■ Work to be completed
Reproduce all of the records exactly.

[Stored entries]
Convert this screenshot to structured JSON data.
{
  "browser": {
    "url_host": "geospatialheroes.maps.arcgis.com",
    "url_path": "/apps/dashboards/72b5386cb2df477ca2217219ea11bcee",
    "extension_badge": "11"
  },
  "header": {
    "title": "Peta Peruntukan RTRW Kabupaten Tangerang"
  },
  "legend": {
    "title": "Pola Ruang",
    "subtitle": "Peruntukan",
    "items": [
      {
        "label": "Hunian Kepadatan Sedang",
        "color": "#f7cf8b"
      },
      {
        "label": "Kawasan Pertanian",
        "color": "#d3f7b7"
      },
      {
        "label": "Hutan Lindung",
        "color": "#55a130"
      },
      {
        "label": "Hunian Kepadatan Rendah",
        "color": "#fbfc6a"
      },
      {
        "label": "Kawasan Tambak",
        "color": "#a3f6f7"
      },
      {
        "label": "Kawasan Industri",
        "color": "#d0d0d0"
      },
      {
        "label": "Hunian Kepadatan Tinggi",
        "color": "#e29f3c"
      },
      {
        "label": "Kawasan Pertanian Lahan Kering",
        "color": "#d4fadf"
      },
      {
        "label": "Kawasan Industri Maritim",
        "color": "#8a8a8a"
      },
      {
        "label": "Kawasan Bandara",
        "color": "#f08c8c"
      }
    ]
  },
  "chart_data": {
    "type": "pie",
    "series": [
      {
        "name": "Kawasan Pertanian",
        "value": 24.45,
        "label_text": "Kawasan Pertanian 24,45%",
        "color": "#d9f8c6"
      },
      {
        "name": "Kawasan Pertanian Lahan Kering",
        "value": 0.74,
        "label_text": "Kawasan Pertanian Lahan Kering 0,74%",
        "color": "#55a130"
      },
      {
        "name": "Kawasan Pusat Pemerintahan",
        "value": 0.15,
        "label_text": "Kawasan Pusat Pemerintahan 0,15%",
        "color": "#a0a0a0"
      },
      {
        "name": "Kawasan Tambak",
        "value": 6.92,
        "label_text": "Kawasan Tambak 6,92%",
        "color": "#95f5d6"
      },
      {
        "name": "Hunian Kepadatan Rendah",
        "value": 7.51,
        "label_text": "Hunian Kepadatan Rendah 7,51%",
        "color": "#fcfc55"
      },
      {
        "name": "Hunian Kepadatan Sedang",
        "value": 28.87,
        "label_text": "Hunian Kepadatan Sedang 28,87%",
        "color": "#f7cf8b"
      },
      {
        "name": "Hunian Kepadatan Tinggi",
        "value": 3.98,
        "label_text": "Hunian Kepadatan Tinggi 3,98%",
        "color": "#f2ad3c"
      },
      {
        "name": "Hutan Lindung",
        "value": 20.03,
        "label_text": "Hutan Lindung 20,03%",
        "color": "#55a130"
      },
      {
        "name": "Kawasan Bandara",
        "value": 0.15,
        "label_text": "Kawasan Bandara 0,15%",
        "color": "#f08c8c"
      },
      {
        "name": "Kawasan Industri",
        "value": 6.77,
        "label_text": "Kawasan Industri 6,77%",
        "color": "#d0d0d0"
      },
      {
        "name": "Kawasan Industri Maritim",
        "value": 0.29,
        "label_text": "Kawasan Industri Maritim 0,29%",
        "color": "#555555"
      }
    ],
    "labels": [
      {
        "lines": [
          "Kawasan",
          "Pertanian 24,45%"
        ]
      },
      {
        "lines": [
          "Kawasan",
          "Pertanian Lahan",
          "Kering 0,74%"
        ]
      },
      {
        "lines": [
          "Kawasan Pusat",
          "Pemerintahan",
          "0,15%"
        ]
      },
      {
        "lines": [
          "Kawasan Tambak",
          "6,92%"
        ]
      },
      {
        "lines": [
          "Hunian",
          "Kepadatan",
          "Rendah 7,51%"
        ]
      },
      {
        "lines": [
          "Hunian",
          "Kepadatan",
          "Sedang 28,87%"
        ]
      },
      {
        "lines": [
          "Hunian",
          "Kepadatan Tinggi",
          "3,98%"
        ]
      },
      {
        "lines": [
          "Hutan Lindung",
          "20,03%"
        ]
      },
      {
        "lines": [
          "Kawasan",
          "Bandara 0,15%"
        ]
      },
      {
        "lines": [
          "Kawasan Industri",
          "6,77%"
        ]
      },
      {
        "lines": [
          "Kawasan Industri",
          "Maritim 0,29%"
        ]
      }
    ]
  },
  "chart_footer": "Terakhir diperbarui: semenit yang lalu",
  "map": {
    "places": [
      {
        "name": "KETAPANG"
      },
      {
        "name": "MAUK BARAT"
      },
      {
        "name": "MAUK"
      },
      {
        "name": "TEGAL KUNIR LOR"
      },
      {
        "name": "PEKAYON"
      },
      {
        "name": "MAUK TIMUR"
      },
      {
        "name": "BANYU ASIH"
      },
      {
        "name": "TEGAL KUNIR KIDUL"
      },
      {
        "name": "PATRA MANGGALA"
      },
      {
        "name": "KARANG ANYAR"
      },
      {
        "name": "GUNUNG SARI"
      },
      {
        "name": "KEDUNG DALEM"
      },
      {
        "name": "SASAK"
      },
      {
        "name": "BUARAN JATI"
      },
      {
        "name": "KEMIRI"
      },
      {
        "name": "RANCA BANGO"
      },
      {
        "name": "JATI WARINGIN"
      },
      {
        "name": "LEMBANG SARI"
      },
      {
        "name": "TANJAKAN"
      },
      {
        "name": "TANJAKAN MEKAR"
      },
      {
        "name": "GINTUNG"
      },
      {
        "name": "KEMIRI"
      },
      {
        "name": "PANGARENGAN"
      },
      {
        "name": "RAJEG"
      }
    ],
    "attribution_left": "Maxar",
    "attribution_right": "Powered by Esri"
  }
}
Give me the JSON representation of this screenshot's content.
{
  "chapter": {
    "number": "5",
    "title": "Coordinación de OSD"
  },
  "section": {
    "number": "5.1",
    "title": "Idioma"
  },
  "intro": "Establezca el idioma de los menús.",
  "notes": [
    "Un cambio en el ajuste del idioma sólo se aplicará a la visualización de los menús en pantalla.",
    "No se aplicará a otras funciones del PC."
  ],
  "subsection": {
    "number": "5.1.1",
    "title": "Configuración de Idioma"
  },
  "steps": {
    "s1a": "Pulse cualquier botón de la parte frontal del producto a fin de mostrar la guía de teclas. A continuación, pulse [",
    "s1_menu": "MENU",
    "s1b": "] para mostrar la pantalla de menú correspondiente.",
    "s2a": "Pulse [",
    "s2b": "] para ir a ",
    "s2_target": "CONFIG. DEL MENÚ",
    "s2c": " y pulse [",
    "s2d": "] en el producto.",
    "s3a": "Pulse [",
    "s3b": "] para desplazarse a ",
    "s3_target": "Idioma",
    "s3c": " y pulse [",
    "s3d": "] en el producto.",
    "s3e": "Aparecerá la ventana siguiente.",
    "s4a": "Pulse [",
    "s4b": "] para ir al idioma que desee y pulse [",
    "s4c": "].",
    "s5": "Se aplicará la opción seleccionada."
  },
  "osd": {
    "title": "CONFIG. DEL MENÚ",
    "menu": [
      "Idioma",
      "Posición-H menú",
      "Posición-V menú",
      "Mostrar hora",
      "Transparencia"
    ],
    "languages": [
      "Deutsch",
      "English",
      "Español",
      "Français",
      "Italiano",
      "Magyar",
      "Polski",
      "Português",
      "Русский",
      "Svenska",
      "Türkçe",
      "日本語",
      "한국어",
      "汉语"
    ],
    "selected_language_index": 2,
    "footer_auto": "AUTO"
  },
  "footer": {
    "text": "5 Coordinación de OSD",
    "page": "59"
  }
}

■ The reply
Convert this screenshot to structured JSON data.
{
  "browser": {
    "url_host": "geospatialheroes.maps.arcgis.com",
    "url_path": "/apps/dashboards/72b5386cb2df477ca2217219ea11bcee",
    "extension_badge": "11"
  },
  "header": {
    "title": "Peta Peruntukan RTRW Kabupaten Tangerang"
  },
  "legend": {
    "title": "Pola Ruang",
    "subtitle": "Peruntukan",
    "items": [
      {
        "label": "Hunian Kepadatan Sedang",
        "color": "#f7cf8b"
      },
      {
        "label": "Kawasan Pertanian",
        "color": "#d3f7b7"
      },
      {
        "label": "Hutan Lindung",
        "color": "#55a130"
      },
      {
        "label": "Hunian Kepadatan Rendah",
        "color": "#fbfc6a"
      },
      {
        "label": "Kawasan Tambak",
        "color": "#a3f6f7"
      },
      {
        "label": "Kawasan Industri",
        "color": "#d0d0d0"
      },
      {
        "label": "Hunian Kepadatan Tinggi",
        "color": "#e29f3c"
      },
      {
        "label": "Kawasan Pertanian Lahan Kering",
        "color": "#d4fadf"
      },
      {
        "label": "Kawasan Industri Maritim",
        "color": "#8a8a8a"
      },
      {
        "label": "Kawasan Bandara",
        "color": "#f08c8c"
      }
    ]
  },
  "chart_data": {
    "type": "pie",
    "series": [
      {
        "name": "Kawasan Pertanian",
        "value": 24.45,
        "label_text": "Kawasan Pertanian 24,45%",
        "color": "#d9f8c6"
      },
      {
        "name": "Kawasan Pertanian Lahan Kering",
        "value": 0.74,
        "label_text": "Kawasan Pertanian Lahan Kering 0,74%",
        "color": "#55a130"
      },
      {
        "name": "Kawasan Pusat Pemerintahan",
        "value": 0.15,
        "label_text": "Kawasan Pusat Pemerintahan 0,15%",
        "color": "#a0a0a0"
      },
      {
        "name": "Kawasan Tambak",
        "value": 6.92,
        "label_text": "Kawasan Tambak 6,92%",
        "color": "#95f5d6"
      },
      {
        "name": "Hunian Kepadatan Rendah",
        "value": 7.51,
        "label_text": "Hunian Kepadatan Rendah 7,51%",
        "color": "#fcfc55"
      },
      {
        "name": "Hunian Kepadatan Sedang",
        "value": 28.87,
        "label_text": "Hunian Kepadatan Sedang 28,87%",
        "color": "#f7cf8b"
      },
      {
        "name": "Hunian Kepadatan Tinggi",
        "value": 3.98,
        "label_text": "Hunian Kepadatan Tinggi 3,98%",
        "color": "#f2ad3c"
      },
      {
        "name": "Hutan Lindung",
        "value": 20.03,
        "label_text": "Hutan Lindung 20,03%",
        "color": "#55a130"
      },
      {
        "name": "Kawasan Bandara",
        "value": 0.15,
        "label_text": "Kawasan Bandara 0,15%",
        "color": "#f08c8c"
      },
      {
        "name": "Kawasan Industri",
        "value": 6.77,
        "label_text": "Kawasan Industri 6,77%",
        "color": "#d0d0d0"
      },
      {
        "name": "Kawasan Industri Maritim",
        "value": 0.29,
        "label_text": "Kawasan Industri Maritim 0,29%",
        "color": "#555555"
      }
    ],
    "labels": [
      {
        "lines": [
          "Kawasan",
          "Pertanian 24,45%"
        ]
      },
      {
        "lines": [
          "Kawasan",
          "Pertanian Lahan",
          "Kering 0,74%"
        ]
      },
      {
        "lines": [
          "Kawasan Pusat",
          "Pemerintahan",
          "0,15%"
        ]
      },
      {
        "lines": [
          "Kawasan Tambak",
          "6,92%"
        ]
      },
      {
        "lines": [
          "Hunian",
          "Kepadatan",
          "Rendah 7,51%"
        ]
      },
      {
        "lines": [
          "Hunian",
          "Kepadatan",
          "Sedang 28,87%"
        ]
      },
      {
        "lines": [
          "Hunian",
          "Kepadatan Tinggi",
          "3,98%"
        ]
      },
      {
        "lines": [
          "Hutan Lindung",
          "20,03%"
        ]
      },
      {
        "lines": [
          "Kawasan",
          "Bandara 0,15%"
        ]
      },
      {
        "lines": [
          "Kawasan Industri",
          "6,77%"
        ]
      },
      {
        "lines": [
          "Kawasan Industri",
          "Maritim 0,29%"
        ]
      }
    ]
  },
  "chart_footer": "Terakhir diperbarui: semenit yang lalu",
  "map": {
    "places": [
      {
        "name": "KETAPANG"
      },
      {
        "name": "MAUK BARAT"
      },
      {
        "name": "MAUK"
      },
      {
        "name": "TEGAL KUNIR LOR"
      },
      {
        "name": "PEKAYON"
      },
      {
        "name": "MAUK TIMUR"
      },
      {
        "name": "BANYU ASIH"
      },
      {
        "name": "TEGAL KUNIR KIDUL"
      },
      {
        "name": "PATRA MANGGALA"
      },
      {
        "name": "KARANG ANYAR"
      },
      {
        "name": "GUNUNG SARI"
      },
      {
        "name": "KEDUNG DALEM"
      },
      {
        "name": "SASAK"
      },
      {
        "name": "BUARAN JATI"
      },
      {
        "name": "KEMIRI"
      },
      {
        "name": "RANCA BANGO"
      },
      {
        "name": "JATI WARINGIN"
      },
      {
        "name": "LEMBANG SARI"
      },
      {
        "name": "TANJAKAN"
      },
      {
        "name": "TANJAKAN MEKAR"
      },
      {
        "name": "GINTUNG"
      },
      {
        "name": "KEMIRI"
      },
      {
        "name": "PANGARENGAN"
      },
      {
        "name": "RAJEG"
      }
    ],
    "attribution_left": "Maxar",
    "attribution_right": "Powered by Esri"
  }
}
Give me the JSON representation of this screenshot's content.
{
  "chapter": {
    "number": "5",
    "title": "Coordinación de OSD"
  },
  "section": {
    "number": "5.1",
    "title": "Idioma"
  },
  "intro": "Establezca el idioma de los menús.",
  "notes": [
    "Un cambio en el ajuste del idioma sólo se aplicará a la visualización de los menús en pantalla.",
    "No se aplicará a otras funciones del PC."
  ],
  "subsection": {
    "number": "5.1.1",
    "title": "Configuración de Idioma"
  },
  "steps": {
    "s1a": "Pulse cualquier botón de la parte frontal del producto a fin de mostrar la guía de teclas. A continuación, pulse [",
    "s1_menu": "MENU",
    "s1b": "] para mostrar la pantalla de menú correspondiente.",
    "s2a": "Pulse [",
    "s2b": "] para ir a ",
    "s2_target": "CONFIG. DEL MENÚ",
    "s2c": " y pulse [",
    "s2d": "] en el producto.",
    "s3a": "Pulse [",
    "s3b": "] para desplazarse a ",
    "s3_target": "Idioma",
    "s3c": " y pulse [",
    "s3d": "] en el producto.",
    "s3e": "Aparecerá la ventana siguiente.",
    "s4a": "Pulse [",
    "s4b": "] para ir al idioma que desee y pulse [",
    "s4c": "].",
    "s5": "Se aplicará la opción seleccionada."
  },
  "osd": {
    "title": "CONFIG. DEL MENÚ",
    "menu": [
      "Idioma",
      "Posición-H menú",
      "Posición-V menú",
      "Mostrar hora",
      "Transparencia"
    ],
    "languages": [
      "Deutsch",
      "English",
      "Español",
      "Français",
      "Italiano",
      "Magyar",
      "Polski",
      "Português",
      "Русский",
      "Svenska",
      "Türkçe",
      "日本語",
      "한국어",
      "汉语"
    ],
    "selected_language_index": 2,
    "footer_auto": "AUTO"
  },
  "footer": {
    "text": "5 Coordinación de OSD",
    "page": "59"
  }
}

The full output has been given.